┌────────

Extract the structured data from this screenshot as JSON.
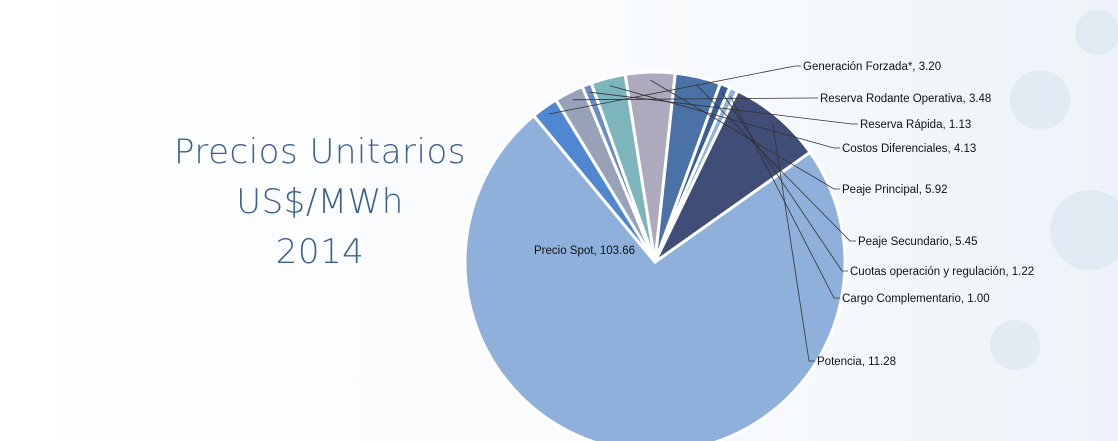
{
  "title": {
    "line1": "Precios Unitarios",
    "line2": "US$/MWh",
    "line3": "2014"
  },
  "chart_data": {
    "type": "pie",
    "title": "Precios Unitarios US$/MWh 2014",
    "slices": [
      {
        "label": "Precio Spot",
        "value": 103.66,
        "text": "Precio Spot, 103.66",
        "color": "#8eb0db"
      },
      {
        "label": "Generación Forzada*",
        "value": 3.2,
        "text": "Generación Forzada*, 3.20",
        "color": "#4f88d0"
      },
      {
        "label": "Reserva Rodante Operativa",
        "value": 3.48,
        "text": "Reserva Rodante Operativa, 3.48",
        "color": "#97a1b8"
      },
      {
        "label": "Reserva Rápida",
        "value": 1.13,
        "text": "Reserva Rápida, 1.13",
        "color": "#6a8cc0"
      },
      {
        "label": "Costos Diferenciales",
        "value": 4.13,
        "text": "Costos Diferenciales, 4.13",
        "color": "#7cb5bc"
      },
      {
        "label": "Peaje Principal",
        "value": 5.92,
        "text": "Peaje Principal, 5.92",
        "color": "#aeaabe"
      },
      {
        "label": "Peaje Secundario",
        "value": 5.45,
        "text": "Peaje Secundario, 5.45",
        "color": "#4a72a6"
      },
      {
        "label": "Cuotas operación y regulación",
        "value": 1.22,
        "text": "Cuotas operación y regulación, 1.22",
        "color": "#3a5c99"
      },
      {
        "label": "Cargo Complementario",
        "value": 1.0,
        "text": "Cargo Complementario, 1.00",
        "color": "#8fb3d8"
      },
      {
        "label": "Potencia",
        "value": 11.28,
        "text": "Potencia, 11.28",
        "color": "#3f4d77"
      }
    ]
  }
}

└────────

» **Stated task**:
Quote the entries in full. Any image among them is to be omitted from the copy.

» **Output below**:
Extract the structured data from this screenshot as JSON.
{
  "title": {
    "line1": "Precios Unitarios",
    "line2": "US$/MWh",
    "line3": "2014"
  },
  "chart_data": {
    "type": "pie",
    "title": "Precios Unitarios US$/MWh 2014",
    "slices": [
      {
        "label": "Precio Spot",
        "value": 103.66,
        "text": "Precio Spot, 103.66",
        "color": "#8eb0db"
      },
      {
        "label": "Generación Forzada*",
        "value": 3.2,
        "text": "Generación Forzada*, 3.20",
        "color": "#4f88d0"
      },
      {
        "label": "Reserva Rodante Operativa",
        "value": 3.48,
        "text": "Reserva Rodante Operativa, 3.48",
        "color": "#97a1b8"
      },
      {
        "label": "Reserva Rápida",
        "value": 1.13,
        "text": "Reserva Rápida, 1.13",
        "color": "#6a8cc0"
      },
      {
        "label": "Costos Diferenciales",
        "value": 4.13,
        "text": "Costos Diferenciales, 4.13",
        "color": "#7cb5bc"
      },
      {
        "label": "Peaje Principal",
        "value": 5.92,
        "text": "Peaje Principal, 5.92",
        "color": "#aeaabe"
      },
      {
        "label": "Peaje Secundario",
        "value": 5.45,
        "text": "Peaje Secundario, 5.45",
        "color": "#4a72a6"
      },
      {
        "label": "Cuotas operación y regulación",
        "value": 1.22,
        "text": "Cuotas operación y regulación, 1.22",
        "color": "#3a5c99"
      },
      {
        "label": "Cargo Complementario",
        "value": 1.0,
        "text": "Cargo Complementario, 1.00",
        "color": "#8fb3d8"
      },
      {
        "label": "Potencia",
        "value": 11.28,
        "text": "Potencia, 11.28",
        "color": "#3f4d77"
      }
    ]
  }
}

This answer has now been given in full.